__RECORD EXTRACTS__:
================================

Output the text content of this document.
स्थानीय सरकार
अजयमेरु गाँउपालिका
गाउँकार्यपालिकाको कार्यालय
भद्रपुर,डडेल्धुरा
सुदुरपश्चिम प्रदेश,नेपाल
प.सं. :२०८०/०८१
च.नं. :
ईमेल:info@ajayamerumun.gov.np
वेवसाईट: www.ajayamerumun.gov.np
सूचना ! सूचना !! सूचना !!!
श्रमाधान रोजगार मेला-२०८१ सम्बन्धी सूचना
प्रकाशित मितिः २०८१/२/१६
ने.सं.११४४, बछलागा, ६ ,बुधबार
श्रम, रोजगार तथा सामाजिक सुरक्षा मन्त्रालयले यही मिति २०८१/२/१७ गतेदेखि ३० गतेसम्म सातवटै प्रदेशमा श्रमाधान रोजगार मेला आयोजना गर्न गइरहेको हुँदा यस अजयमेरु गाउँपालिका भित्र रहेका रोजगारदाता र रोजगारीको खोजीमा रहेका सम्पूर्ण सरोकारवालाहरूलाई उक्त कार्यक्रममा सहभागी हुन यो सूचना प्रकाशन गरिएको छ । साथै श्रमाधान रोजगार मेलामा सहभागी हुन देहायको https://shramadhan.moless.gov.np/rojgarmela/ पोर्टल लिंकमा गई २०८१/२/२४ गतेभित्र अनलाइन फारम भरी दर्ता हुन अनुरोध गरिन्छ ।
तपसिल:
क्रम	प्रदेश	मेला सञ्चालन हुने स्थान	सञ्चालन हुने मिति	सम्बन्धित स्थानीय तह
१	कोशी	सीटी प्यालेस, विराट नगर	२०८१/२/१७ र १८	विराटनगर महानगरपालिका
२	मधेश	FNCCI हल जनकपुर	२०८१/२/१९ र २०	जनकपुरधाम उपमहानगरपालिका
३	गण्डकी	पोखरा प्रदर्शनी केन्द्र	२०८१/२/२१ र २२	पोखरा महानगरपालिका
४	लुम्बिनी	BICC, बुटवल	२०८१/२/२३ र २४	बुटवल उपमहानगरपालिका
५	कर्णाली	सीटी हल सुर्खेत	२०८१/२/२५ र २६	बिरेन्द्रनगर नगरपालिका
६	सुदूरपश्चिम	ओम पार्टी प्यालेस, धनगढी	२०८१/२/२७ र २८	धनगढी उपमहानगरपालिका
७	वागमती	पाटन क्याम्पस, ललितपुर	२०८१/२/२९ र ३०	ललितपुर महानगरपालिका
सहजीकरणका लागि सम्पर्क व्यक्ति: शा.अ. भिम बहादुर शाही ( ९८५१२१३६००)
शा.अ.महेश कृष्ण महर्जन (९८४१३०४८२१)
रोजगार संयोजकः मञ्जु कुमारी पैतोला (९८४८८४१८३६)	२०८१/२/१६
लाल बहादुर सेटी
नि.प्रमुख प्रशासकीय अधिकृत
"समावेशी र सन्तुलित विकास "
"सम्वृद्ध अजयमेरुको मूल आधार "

================================

__REQUEST__:
Report all lines of the data above that include the string "उपमह".

__SOLUTION BELOW__:
२	मधेश	FNCCI हल जनकपुर	२०८१/२/१९ र २०	जनकपुरधाम उपमहानगरपालिका
४	लुम्बिनी	BICC, बुटवल	२०८१/२/२३ र २४	बुटवल उपमहानगरपालिका
६	सुदूरपश्चिम	ओम पार्टी प्यालेस, धनगढी	२०८१/२/२७ र २८	धनगढी उपमहानगरपालिका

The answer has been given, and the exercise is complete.